## TASK INSTRUCTIONS:
Which lines below hold the word "كثير"? Copy all of them.

## DATASET EXCERPTS:
-- begin --

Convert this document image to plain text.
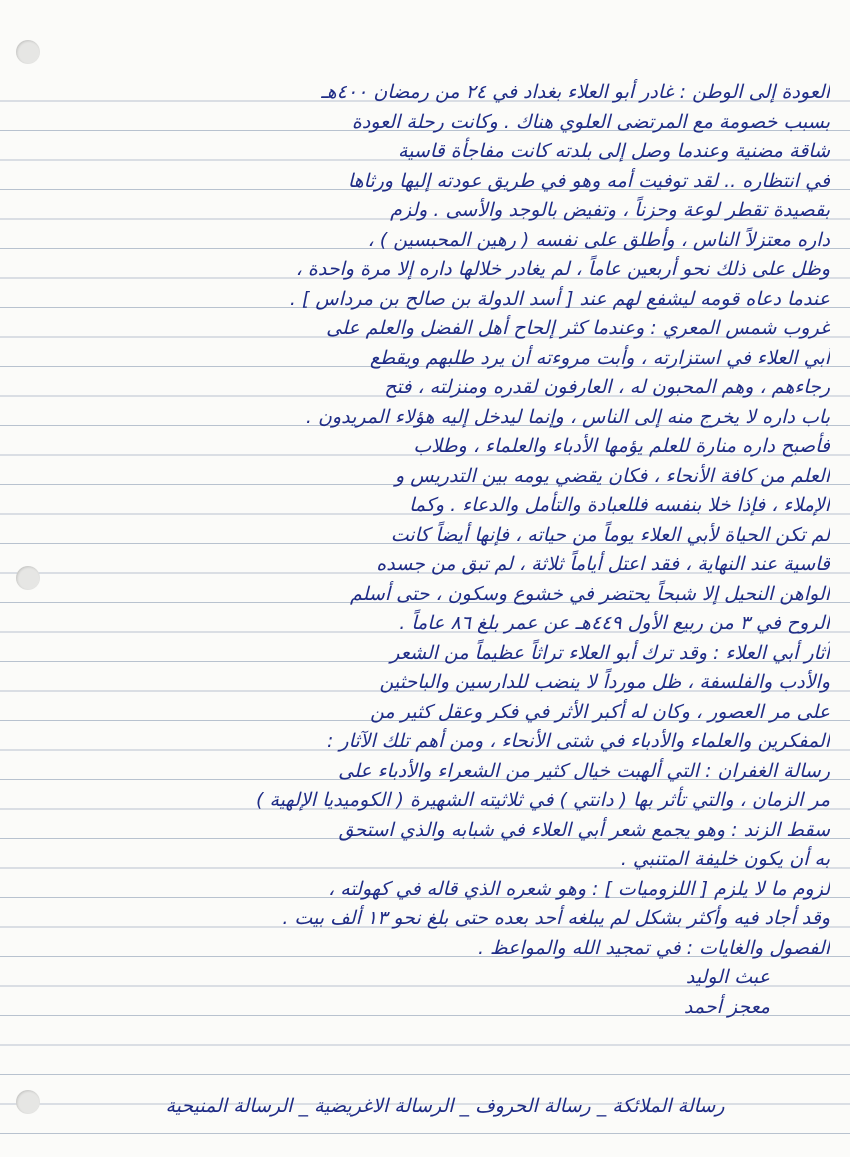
العودة إلى الوطن : غادر أبو العلاء بغداد في ٢٤ من رمضان ٤٠٠هـ
بسبب خصومة مع المرتضى العلوي هناك . وكانت رحلة العودة
شاقة مضنية وعندما وصل إلى بلدته كانت مفاجأة قاسية
في انتظاره .. لقد توفيت أمه وهو في طريق عودته إليها ورثاها
بقصيدة تقطر لوعة وحزناً ، وتفيض بالوجد والأسى . ولزم
داره معتزلاً الناس ، وأطلق على نفسه ( رهين المحبسين ) ،
وظل على ذلك نحو أربعين عاماً ، لم يغادر خلالها داره إلا مرة واحدة ،
عندما دعاه قومه ليشفع لهم عند [ أسد الدولة بن صالح بن مرداس ] .
غروب شمس المعري : وعندما كثر إلحاح أهل الفضل والعلم على
أبي العلاء في استزارته ، وأبت مروءته أن يرد طلبهم ويقطع
رجاءهم ، وهم المحبون له ، العارفون لقدره ومنزلته ، فتح
باب داره لا يخرج منه إلى الناس ، وإنما ليدخل إليه هؤلاء المريدون .
فأصبح داره منارة للعلم يؤمها الأدباء والعلماء ، وطلاب
العلم من كافة الأنحاء ، فكان يقضي يومه بين التدريس و
الإملاء ، فإذا خلا بنفسه فللعبادة والتأمل والدعاء . وكما
لم تكن الحياة لأبي العلاء يوماً من حياته ، فإنها أيضاً كانت
قاسية عند النهاية ، فقد اعتل أياماً ثلاثة ، لم تبق من جسده
الواهن النحيل إلا شبحاً يحتضر في خشوع وسكون ، حتى أسلم
الروح في ٣ من ربيع الأول ٤٤٩هـ عن عمر بلغ ٨٦ عاماً .
آثار أبي العلاء : وقد ترك أبو العلاء تراثاً عظيماً من الشعر
والأدب والفلسفة ، ظل مورداً لا ينضب للدارسين والباحثين
على مر العصور ، وكان له أكبر الأثر في فكر وعقل كثير من
المفكرين والعلماء والأدباء في شتى الأنحاء ، ومن أهم تلك الآثار :
رسالة الغفران : التي ألهبت خيال كثير من الشعراء والأدباء على
مر الزمان ، والتي تأثر بها ( دانتي ) في ثلاثيته الشهيرة ( الكوميديا الإلهية )
سقط الزند : وهو يجمع شعر أبي العلاء في شبابه والذي استحق
به أن يكون خليفة المتنبي .
لزوم ما لا يلزم [ اللزوميات ] : وهو شعره الذي قاله في كهولته ،
وقد أجاد فيه وأكثر بشكل لم يبلغه أحد بعده حتى بلغ نحو ١٣ ألف بيت .
الفصول والغايات : في تمجيد الله والمواعظ .
عبث الوليد
معجز أحمد
رسالة الملائكة _ رسالة الحروف _ الرسالة الاغريضية _ الرسالة المنيحية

-- end --

## WORKED SOLUTION:
على مر العصور ، وكان له أكبر الأثر في فكر وعقل كثير من
رسالة الغفران : التي ألهبت خيال كثير من الشعراء والأدباء على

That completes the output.